Exercise prompt =
Reproduce all of the items below, switching every occurrence of "multiplicity-label" to "cardinality-label" and leaving everything else unchanged.

━━━━━━━━━━━━━━━━━━━━

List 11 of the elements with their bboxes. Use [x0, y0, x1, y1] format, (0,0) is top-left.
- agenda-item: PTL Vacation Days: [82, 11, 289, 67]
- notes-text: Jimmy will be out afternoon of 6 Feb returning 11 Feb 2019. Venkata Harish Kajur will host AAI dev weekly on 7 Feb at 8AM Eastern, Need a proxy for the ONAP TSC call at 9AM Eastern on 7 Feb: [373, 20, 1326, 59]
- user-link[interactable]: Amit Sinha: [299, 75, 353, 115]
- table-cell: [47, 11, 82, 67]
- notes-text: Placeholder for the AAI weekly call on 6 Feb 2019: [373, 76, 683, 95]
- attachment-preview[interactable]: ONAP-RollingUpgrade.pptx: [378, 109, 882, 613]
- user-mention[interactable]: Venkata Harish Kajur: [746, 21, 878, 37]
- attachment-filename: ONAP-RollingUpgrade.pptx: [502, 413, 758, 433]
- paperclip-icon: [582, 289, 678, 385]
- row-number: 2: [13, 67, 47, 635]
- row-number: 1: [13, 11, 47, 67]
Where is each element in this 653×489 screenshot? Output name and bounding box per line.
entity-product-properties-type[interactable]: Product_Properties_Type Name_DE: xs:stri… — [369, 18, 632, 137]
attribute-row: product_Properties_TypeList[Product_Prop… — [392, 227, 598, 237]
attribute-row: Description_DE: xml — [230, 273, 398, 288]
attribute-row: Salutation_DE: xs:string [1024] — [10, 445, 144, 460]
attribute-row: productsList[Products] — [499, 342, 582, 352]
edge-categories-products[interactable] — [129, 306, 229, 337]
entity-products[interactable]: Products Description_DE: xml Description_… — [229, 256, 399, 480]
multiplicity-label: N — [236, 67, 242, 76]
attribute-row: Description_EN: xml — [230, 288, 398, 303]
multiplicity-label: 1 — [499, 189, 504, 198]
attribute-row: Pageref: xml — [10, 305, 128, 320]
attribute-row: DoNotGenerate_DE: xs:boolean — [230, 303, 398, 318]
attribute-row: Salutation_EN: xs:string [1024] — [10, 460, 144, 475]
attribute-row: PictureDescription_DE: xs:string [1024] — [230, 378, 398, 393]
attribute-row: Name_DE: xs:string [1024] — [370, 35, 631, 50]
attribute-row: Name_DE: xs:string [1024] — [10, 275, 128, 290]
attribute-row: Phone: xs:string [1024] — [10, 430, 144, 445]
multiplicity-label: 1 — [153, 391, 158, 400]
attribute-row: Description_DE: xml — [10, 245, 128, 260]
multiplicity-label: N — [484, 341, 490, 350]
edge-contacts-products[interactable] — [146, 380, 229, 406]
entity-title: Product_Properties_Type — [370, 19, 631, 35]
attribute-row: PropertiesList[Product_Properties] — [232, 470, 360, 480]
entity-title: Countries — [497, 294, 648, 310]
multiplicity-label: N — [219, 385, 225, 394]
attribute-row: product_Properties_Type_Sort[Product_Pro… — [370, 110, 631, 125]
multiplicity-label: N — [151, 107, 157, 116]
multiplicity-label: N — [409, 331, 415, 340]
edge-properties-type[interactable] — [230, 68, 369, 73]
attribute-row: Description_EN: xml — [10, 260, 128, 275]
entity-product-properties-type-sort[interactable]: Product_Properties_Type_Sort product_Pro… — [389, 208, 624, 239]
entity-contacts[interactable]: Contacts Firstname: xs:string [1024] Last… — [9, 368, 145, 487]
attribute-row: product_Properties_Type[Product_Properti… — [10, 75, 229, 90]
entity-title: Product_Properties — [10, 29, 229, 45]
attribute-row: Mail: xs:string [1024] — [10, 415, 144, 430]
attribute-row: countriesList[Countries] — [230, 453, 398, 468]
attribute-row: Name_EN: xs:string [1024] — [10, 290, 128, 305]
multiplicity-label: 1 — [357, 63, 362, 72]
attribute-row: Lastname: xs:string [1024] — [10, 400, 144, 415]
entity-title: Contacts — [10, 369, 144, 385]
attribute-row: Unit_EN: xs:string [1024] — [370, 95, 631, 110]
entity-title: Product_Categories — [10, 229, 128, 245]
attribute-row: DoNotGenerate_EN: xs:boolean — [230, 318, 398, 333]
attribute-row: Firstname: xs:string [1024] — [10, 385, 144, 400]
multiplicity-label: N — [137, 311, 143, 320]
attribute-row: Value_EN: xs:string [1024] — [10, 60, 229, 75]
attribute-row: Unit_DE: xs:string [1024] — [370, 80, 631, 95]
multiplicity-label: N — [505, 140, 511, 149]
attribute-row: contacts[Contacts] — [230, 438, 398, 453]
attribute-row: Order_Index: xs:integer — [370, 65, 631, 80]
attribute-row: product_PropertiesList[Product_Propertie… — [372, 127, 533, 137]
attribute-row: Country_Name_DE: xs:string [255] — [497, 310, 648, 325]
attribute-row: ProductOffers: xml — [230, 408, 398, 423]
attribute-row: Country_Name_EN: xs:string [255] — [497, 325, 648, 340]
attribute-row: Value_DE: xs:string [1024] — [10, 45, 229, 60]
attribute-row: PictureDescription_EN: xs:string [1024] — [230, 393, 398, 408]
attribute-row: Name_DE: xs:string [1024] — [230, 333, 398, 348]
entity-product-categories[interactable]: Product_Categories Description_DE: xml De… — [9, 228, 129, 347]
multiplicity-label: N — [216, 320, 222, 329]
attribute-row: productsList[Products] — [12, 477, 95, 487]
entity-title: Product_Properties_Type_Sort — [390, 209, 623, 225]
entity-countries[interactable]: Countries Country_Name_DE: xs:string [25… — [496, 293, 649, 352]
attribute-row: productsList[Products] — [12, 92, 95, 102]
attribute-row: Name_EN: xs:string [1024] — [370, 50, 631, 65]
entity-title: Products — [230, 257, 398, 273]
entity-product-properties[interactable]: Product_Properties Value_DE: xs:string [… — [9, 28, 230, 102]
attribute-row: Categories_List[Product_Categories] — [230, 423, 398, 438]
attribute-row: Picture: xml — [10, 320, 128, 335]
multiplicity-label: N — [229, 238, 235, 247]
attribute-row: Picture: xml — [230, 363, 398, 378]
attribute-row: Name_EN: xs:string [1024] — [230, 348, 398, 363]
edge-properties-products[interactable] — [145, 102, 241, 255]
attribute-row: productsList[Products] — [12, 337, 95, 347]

━━━━━━━━━━━━━━━━━━━━

Full answer =
List 11 of the elements with their bboxes. Use [x0, y0, x1, y1] format, (0,0) is top-left.
- agenda-item: PTL Vacation Days: [82, 11, 289, 67]
- notes-text: Jimmy will be out afternoon of 6 Feb returning 11 Feb 2019. Venkata Harish Kajur will host AAI dev weekly on 7 Feb at 8AM Eastern, Need a proxy for the ONAP TSC call at 9AM Eastern on 7 Feb: [373, 20, 1326, 59]
- user-link[interactable]: Amit Sinha: [299, 75, 353, 115]
- table-cell: [47, 11, 82, 67]
- notes-text: Placeholder for the AAI weekly call on 6 Feb 2019: [373, 76, 683, 95]
- attachment-preview[interactable]: ONAP-RollingUpgrade.pptx: [378, 109, 882, 613]
- user-mention[interactable]: Venkata Harish Kajur: [746, 21, 878, 37]
- attachment-filename: ONAP-RollingUpgrade.pptx: [502, 413, 758, 433]
- paperclip-icon: [582, 289, 678, 385]
- row-number: 2: [13, 67, 47, 635]
- row-number: 1: [13, 11, 47, 67]
Where is each element in this 653×489 screenshot? Output name and bounding box per line.
entity-product-properties-type[interactable]: Product_Properties_Type Name_DE: xs:stri… — [369, 18, 632, 137]
attribute-row: product_Properties_TypeList[Product_Prop… — [392, 227, 598, 237]
attribute-row: Description_DE: xml — [230, 273, 398, 288]
attribute-row: Salutation_DE: xs:string [1024] — [10, 445, 144, 460]
attribute-row: productsList[Products] — [499, 342, 582, 352]
edge-categories-products[interactable] — [129, 306, 229, 337]
entity-products[interactable]: Products Description_DE: xml Description_… — [229, 256, 399, 480]
cardinality-label: N — [236, 67, 242, 76]
attribute-row: Description_EN: xml — [230, 288, 398, 303]
cardinality-label: 1 — [499, 189, 504, 198]
attribute-row: Pageref: xml — [10, 305, 128, 320]
attribute-row: DoNotGenerate_DE: xs:boolean — [230, 303, 398, 318]
attribute-row: Salutation_EN: xs:string [1024] — [10, 460, 144, 475]
attribute-row: PictureDescription_DE: xs:string [1024] — [230, 378, 398, 393]
attribute-row: Name_DE: xs:string [1024] — [370, 35, 631, 50]
attribute-row: Name_DE: xs:string [1024] — [10, 275, 128, 290]
attribute-row: Phone: xs:string [1024] — [10, 430, 144, 445]
cardinality-label: 1 — [153, 391, 158, 400]
attribute-row: Description_DE: xml — [10, 245, 128, 260]
cardinality-label: N — [484, 341, 490, 350]
edge-contacts-products[interactable] — [146, 380, 229, 406]
entity-title: Product_Properties_Type — [370, 19, 631, 35]
attribute-row: PropertiesList[Product_Properties] — [232, 470, 360, 480]
entity-title: Countries — [497, 294, 648, 310]
cardinality-label: N — [219, 385, 225, 394]
attribute-row: product_Properties_Type_Sort[Product_Pro… — [370, 110, 631, 125]
cardinality-label: N — [151, 107, 157, 116]
cardinality-label: N — [409, 331, 415, 340]
edge-properties-type[interactable] — [230, 68, 369, 73]
attribute-row: Description_EN: xml — [10, 260, 128, 275]
entity-product-properties-type-sort[interactable]: Product_Properties_Type_Sort product_Pro… — [389, 208, 624, 239]
entity-contacts[interactable]: Contacts Firstname: xs:string [1024] Last… — [9, 368, 145, 487]
attribute-row: product_Properties_Type[Product_Properti… — [10, 75, 229, 90]
entity-title: Product_Properties — [10, 29, 229, 45]
attribute-row: Mail: xs:string [1024] — [10, 415, 144, 430]
attribute-row: countriesList[Countries] — [230, 453, 398, 468]
attribute-row: Name_EN: xs:string [1024] — [10, 290, 128, 305]
cardinality-label: 1 — [357, 63, 362, 72]
attribute-row: Lastname: xs:string [1024] — [10, 400, 144, 415]
entity-title: Contacts — [10, 369, 144, 385]
attribute-row: Unit_EN: xs:string [1024] — [370, 95, 631, 110]
entity-title: Product_Categories — [10, 229, 128, 245]
attribute-row: DoNotGenerate_EN: xs:boolean — [230, 318, 398, 333]
attribute-row: Firstname: xs:string [1024] — [10, 385, 144, 400]
cardinality-label: N — [137, 311, 143, 320]
attribute-row: Value_EN: xs:string [1024] — [10, 60, 229, 75]
attribute-row: Unit_DE: xs:string [1024] — [370, 80, 631, 95]
cardinality-label: N — [505, 140, 511, 149]
attribute-row: contacts[Contacts] — [230, 438, 398, 453]
attribute-row: Order_Index: xs:integer — [370, 65, 631, 80]
attribute-row: product_PropertiesList[Product_Propertie… — [372, 127, 533, 137]
attribute-row: Country_Name_DE: xs:string [255] — [497, 310, 648, 325]
attribute-row: ProductOffers: xml — [230, 408, 398, 423]
attribute-row: Country_Name_EN: xs:string [255] — [497, 325, 648, 340]
attribute-row: Value_DE: xs:string [1024] — [10, 45, 229, 60]
attribute-row: PictureDescription_EN: xs:string [1024] — [230, 393, 398, 408]
attribute-row: Name_DE: xs:string [1024] — [230, 333, 398, 348]
entity-product-categories[interactable]: Product_Categories Description_DE: xml De… — [9, 228, 129, 347]
cardinality-label: N — [216, 320, 222, 329]
attribute-row: productsList[Products] — [12, 477, 95, 487]
entity-title: Product_Properties_Type_Sort — [390, 209, 623, 225]
entity-countries[interactable]: Countries Country_Name_DE: xs:string [25… — [496, 293, 649, 352]
attribute-row: productsList[Products] — [12, 92, 95, 102]
attribute-row: Name_EN: xs:string [1024] — [370, 50, 631, 65]
entity-title: Products — [230, 257, 398, 273]
entity-product-properties[interactable]: Product_Properties Value_DE: xs:string [… — [9, 28, 230, 102]
attribute-row: Categories_List[Product_Categories] — [230, 423, 398, 438]
attribute-row: Picture: xml — [10, 320, 128, 335]
cardinality-label: N — [229, 238, 235, 247]
attribute-row: Picture: xml — [230, 363, 398, 378]
attribute-row: Name_EN: xs:string [1024] — [230, 348, 398, 363]
edge-properties-products[interactable] — [145, 102, 241, 255]
attribute-row: productsList[Products] — [12, 337, 95, 347]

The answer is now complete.